- [Written task]
Look through the material and tally each line bearing the word "reduced". Give only the total.

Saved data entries
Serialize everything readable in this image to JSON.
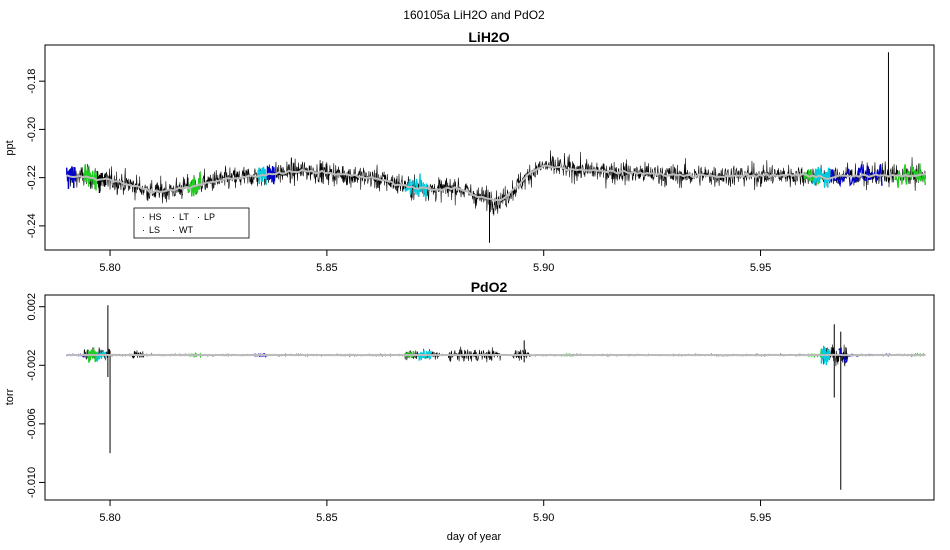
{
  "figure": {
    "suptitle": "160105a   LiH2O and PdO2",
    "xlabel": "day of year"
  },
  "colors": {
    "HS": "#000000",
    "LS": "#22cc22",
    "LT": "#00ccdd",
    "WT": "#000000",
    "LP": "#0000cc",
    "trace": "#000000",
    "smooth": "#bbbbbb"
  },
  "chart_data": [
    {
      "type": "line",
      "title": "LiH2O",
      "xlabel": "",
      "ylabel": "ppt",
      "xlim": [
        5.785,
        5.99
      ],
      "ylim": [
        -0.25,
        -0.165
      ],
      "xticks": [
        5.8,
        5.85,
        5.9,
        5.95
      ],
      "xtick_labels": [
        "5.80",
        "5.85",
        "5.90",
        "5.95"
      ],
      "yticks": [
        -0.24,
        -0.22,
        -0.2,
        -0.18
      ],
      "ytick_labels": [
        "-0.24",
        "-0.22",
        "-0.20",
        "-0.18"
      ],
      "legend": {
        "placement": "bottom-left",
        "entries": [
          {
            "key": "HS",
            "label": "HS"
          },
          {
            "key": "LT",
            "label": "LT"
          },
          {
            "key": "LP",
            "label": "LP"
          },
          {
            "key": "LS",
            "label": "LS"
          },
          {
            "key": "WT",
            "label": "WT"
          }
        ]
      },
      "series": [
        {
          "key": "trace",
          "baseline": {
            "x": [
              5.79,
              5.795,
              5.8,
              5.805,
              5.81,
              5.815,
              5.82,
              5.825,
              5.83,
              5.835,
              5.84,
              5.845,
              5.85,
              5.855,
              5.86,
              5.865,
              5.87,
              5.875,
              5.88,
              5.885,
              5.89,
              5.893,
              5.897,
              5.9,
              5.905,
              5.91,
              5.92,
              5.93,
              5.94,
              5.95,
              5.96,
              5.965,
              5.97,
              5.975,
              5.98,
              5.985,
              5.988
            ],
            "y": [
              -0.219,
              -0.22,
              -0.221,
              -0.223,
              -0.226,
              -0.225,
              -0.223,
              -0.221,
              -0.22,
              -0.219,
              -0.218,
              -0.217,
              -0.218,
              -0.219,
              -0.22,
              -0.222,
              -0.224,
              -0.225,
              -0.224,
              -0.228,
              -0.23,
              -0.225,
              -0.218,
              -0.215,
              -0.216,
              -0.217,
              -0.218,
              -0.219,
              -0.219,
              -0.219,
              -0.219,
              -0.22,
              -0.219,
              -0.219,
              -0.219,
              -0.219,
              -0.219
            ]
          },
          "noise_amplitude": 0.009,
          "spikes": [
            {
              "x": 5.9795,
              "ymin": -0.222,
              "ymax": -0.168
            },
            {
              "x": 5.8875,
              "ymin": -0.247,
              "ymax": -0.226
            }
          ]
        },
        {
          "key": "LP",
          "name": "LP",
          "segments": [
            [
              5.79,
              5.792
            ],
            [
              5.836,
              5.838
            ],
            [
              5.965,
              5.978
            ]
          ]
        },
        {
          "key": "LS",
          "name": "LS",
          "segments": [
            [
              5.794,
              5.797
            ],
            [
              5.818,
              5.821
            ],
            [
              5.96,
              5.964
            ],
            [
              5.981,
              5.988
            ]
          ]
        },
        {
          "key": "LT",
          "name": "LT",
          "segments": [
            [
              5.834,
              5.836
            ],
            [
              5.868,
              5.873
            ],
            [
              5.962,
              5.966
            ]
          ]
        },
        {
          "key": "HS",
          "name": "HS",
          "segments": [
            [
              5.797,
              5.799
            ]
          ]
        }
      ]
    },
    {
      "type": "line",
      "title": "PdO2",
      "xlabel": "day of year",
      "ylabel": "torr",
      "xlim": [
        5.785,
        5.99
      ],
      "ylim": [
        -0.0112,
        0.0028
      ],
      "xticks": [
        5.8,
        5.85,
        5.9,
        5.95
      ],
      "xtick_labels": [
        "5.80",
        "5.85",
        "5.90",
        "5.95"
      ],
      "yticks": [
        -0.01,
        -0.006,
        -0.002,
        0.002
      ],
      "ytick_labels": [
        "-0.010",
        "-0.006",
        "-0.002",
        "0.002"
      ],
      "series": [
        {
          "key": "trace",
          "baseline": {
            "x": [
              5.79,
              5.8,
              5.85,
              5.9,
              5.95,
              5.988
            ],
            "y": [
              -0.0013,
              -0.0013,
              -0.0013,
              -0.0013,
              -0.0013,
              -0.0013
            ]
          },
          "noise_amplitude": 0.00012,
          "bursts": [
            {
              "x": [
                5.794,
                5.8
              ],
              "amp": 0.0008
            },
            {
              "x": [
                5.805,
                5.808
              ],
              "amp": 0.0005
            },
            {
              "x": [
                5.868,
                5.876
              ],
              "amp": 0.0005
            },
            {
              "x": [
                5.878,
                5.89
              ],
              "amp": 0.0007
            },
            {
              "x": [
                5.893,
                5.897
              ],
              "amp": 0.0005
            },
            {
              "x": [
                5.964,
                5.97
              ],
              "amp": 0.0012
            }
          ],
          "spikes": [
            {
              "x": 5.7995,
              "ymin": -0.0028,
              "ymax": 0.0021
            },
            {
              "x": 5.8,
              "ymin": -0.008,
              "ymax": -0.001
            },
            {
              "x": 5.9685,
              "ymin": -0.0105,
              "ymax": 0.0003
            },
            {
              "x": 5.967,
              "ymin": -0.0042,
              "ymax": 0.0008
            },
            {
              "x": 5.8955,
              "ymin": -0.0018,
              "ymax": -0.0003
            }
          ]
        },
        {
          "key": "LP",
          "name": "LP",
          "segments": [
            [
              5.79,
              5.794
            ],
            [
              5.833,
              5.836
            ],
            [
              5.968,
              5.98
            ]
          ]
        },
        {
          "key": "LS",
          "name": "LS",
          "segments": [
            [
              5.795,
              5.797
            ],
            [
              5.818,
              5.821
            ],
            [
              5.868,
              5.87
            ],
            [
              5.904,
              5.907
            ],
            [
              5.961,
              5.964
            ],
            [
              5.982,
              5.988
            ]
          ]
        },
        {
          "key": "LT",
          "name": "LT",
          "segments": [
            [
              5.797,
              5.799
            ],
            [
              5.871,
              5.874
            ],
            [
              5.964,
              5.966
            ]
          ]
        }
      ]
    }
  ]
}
* * *
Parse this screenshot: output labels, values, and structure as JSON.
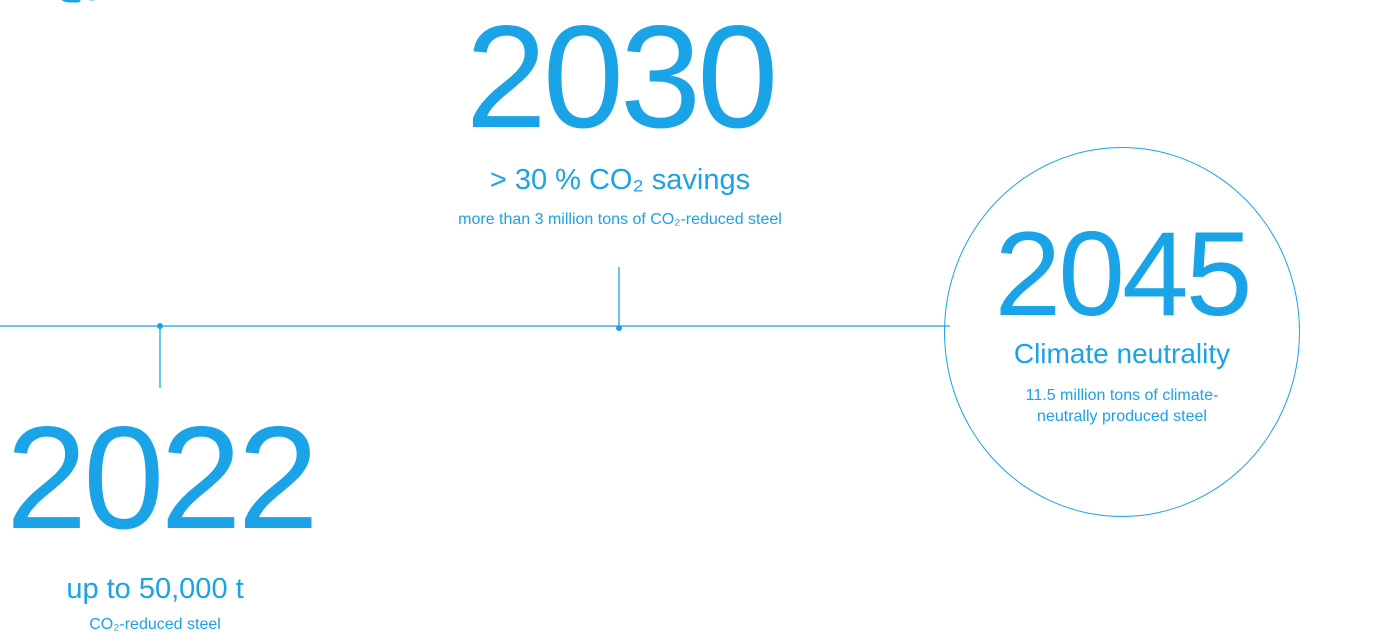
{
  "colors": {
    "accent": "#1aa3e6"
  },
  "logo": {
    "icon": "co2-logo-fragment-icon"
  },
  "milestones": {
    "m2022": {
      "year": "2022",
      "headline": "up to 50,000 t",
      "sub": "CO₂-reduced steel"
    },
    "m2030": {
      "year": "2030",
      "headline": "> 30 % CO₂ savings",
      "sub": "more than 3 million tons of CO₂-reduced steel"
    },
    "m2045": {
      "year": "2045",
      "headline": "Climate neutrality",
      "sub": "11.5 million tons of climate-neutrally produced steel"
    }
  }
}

- [Solved problem]
2